## Extracted records
◆ ◆ ◆

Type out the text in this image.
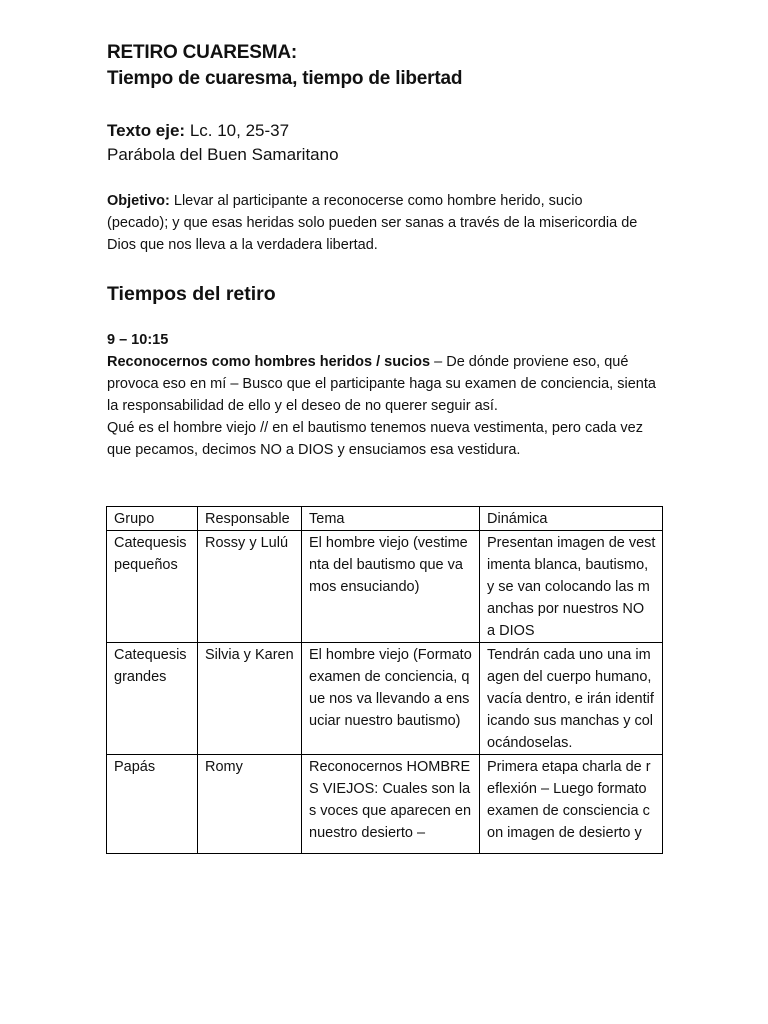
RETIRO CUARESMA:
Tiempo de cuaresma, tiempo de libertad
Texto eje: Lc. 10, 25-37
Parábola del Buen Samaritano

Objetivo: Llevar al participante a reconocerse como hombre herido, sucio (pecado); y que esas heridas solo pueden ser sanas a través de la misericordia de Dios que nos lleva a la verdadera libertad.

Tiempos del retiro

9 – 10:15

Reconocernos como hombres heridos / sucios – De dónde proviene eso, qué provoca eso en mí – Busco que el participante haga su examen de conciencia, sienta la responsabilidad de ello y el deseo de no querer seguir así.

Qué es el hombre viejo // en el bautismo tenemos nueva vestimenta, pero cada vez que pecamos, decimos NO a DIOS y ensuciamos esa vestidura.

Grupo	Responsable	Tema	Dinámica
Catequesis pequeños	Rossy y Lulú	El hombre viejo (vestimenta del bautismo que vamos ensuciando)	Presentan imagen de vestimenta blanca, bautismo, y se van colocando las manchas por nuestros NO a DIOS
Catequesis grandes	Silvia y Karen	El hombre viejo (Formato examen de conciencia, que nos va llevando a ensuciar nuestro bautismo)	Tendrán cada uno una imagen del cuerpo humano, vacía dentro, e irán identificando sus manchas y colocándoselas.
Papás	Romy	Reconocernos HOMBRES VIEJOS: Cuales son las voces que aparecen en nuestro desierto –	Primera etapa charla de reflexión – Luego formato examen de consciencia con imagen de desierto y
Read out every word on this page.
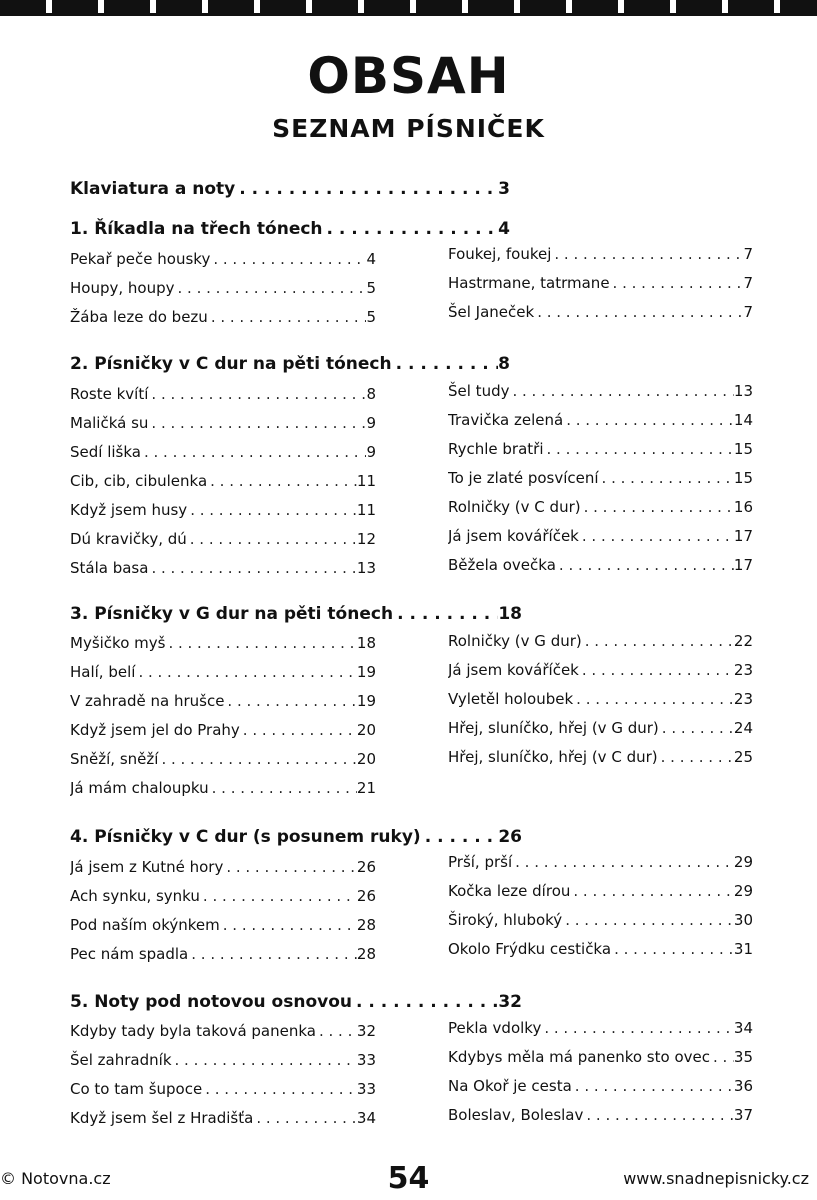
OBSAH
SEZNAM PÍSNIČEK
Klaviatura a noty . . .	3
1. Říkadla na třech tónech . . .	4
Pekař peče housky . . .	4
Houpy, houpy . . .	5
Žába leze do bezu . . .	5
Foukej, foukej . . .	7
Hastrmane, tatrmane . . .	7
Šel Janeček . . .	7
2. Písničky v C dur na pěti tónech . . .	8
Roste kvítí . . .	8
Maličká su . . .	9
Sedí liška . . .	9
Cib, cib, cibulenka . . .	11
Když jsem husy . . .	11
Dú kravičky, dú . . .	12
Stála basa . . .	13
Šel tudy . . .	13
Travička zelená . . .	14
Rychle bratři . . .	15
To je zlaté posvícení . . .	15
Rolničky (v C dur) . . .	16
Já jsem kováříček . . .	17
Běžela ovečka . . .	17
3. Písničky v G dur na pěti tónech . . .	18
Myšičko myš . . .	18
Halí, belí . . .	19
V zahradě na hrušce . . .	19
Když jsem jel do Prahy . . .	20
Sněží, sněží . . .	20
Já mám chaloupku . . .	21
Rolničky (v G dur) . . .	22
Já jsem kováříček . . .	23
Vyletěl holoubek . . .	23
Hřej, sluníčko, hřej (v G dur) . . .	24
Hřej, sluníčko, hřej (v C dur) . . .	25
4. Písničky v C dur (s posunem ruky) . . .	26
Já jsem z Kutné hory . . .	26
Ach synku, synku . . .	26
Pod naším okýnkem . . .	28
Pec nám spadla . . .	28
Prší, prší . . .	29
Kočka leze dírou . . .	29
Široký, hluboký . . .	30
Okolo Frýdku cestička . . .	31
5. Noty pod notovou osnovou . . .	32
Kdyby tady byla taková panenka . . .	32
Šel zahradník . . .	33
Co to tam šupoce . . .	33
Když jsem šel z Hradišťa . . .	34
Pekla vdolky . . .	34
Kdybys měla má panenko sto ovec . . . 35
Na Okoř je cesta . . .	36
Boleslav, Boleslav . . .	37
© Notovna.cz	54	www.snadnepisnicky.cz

◆ ◆ ◆

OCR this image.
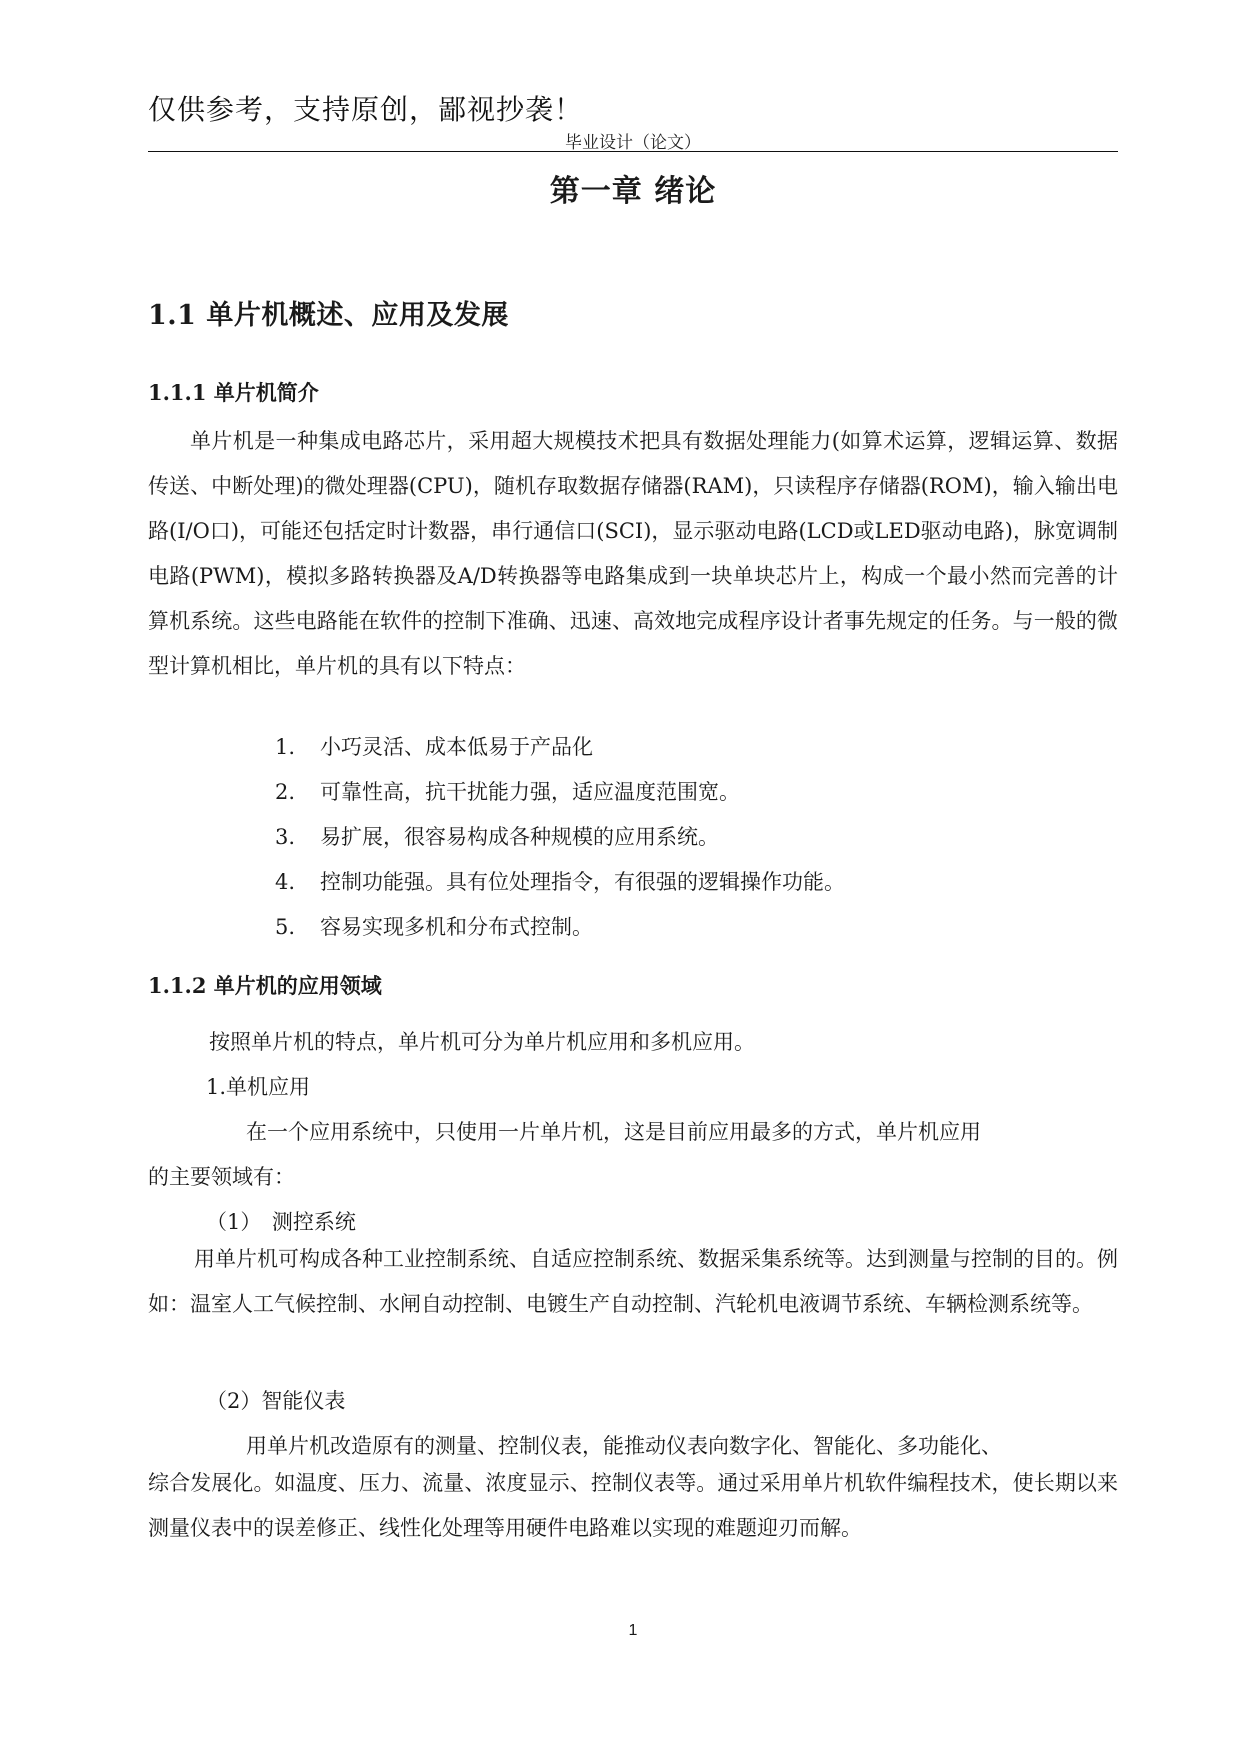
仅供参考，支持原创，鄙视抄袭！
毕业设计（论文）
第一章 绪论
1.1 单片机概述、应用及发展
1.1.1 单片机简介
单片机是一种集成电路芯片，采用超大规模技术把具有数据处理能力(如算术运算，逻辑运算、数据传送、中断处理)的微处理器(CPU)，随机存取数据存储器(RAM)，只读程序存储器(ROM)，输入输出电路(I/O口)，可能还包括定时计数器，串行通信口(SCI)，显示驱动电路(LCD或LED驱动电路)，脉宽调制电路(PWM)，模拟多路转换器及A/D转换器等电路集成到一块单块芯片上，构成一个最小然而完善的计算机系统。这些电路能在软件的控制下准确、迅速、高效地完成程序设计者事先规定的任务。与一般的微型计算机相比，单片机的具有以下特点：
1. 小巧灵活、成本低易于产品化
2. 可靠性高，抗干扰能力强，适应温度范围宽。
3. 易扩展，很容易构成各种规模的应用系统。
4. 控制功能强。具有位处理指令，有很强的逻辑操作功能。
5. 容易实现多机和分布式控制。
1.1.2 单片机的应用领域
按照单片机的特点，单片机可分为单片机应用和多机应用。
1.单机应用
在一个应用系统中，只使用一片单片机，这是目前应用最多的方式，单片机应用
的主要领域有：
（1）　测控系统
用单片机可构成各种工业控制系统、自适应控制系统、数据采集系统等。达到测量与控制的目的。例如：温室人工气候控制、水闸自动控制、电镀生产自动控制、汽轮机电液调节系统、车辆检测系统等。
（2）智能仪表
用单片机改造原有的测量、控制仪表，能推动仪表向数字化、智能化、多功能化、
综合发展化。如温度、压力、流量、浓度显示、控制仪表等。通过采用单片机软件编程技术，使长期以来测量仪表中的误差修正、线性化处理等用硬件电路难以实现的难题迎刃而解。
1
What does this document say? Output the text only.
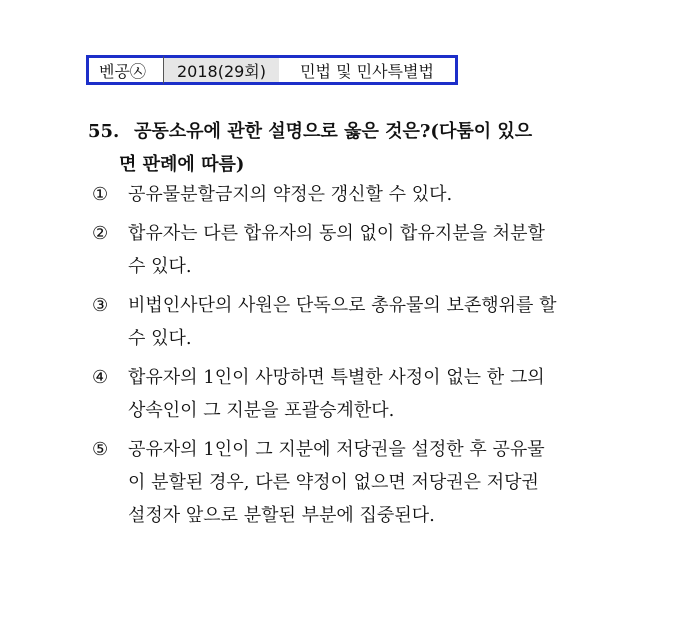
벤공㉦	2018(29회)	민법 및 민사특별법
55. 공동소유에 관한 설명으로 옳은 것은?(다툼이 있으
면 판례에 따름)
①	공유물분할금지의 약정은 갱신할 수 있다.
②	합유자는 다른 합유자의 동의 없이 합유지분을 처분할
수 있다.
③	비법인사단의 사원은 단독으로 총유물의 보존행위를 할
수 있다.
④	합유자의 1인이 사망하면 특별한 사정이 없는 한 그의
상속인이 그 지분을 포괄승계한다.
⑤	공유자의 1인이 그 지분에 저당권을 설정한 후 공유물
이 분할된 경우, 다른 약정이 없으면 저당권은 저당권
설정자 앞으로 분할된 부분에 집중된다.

◆ ◆ ◆

## Challenge
Write out every line of the entries that holds the word "bautismo".

## Reply to the task
Qué es el hombre viejo // en el bautismo tenemos nueva vestimenta, pero cada vez que pecamos, decimos NO a DIOS y ensuciamos esa vestidura.
Catequesis pequeños	Rossy y Lulú	El hombre viejo (vestimenta del bautismo que vamos ensuciando)	Presentan imagen de vestimenta blanca, bautismo, y se van colocando las manchas por nuestros NO a DIOS
Catequesis grandes	Silvia y Karen	El hombre viejo (Formato examen de conciencia, que nos va llevando a ensuciar nuestro bautismo)	Tendrán cada uno una imagen del cuerpo humano, vacía dentro, e irán identificando sus manchas y colocándoselas.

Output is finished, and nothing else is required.